◆ **Do this**:
Without omitting anything, retype the data that follows.

• • • •

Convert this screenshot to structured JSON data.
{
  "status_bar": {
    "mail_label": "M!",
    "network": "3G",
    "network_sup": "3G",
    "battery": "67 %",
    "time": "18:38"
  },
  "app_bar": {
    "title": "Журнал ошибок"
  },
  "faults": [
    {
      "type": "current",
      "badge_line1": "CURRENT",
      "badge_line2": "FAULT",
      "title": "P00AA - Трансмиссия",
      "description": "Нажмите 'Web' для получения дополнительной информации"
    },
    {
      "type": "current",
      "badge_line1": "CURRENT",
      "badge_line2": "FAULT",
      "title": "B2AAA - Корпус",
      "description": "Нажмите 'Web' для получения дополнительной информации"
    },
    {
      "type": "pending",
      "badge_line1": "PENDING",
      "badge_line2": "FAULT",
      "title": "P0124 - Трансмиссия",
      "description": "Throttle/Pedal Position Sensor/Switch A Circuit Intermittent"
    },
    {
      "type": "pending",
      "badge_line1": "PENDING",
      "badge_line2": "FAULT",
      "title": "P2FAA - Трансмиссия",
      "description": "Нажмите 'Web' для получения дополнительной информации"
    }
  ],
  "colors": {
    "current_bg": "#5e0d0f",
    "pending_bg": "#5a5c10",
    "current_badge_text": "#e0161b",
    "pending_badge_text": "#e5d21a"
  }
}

• • • •

◆ **Reply**:
Convert this screenshot to structured JSON data.
{
  "status_bar": {
    "mail_label": "M!",
    "network": "3G",
    "network_sup": "3G",
    "battery": "67 %",
    "time": "18:38"
  },
  "app_bar": {
    "title": "Журнал ошибок"
  },
  "faults": [
    {
      "type": "current",
      "badge_line1": "CURRENT",
      "badge_line2": "FAULT",
      "title": "P00AA - Трансмиссия",
      "description": "Нажмите 'Web' для получения дополнительной информации"
    },
    {
      "type": "current",
      "badge_line1": "CURRENT",
      "badge_line2": "FAULT",
      "title": "B2AAA - Корпус",
      "description": "Нажмите 'Web' для получения дополнительной информации"
    },
    {
      "type": "pending",
      "badge_line1": "PENDING",
      "badge_line2": "FAULT",
      "title": "P0124 - Трансмиссия",
      "description": "Throttle/Pedal Position Sensor/Switch A Circuit Intermittent"
    },
    {
      "type": "pending",
      "badge_line1": "PENDING",
      "badge_line2": "FAULT",
      "title": "P2FAA - Трансмиссия",
      "description": "Нажмите 'Web' для получения дополнительной информации"
    }
  ],
  "colors": {
    "current_bg": "#5e0d0f",
    "pending_bg": "#5a5c10",
    "current_badge_text": "#e0161b",
    "pending_badge_text": "#e5d21a"
  }
}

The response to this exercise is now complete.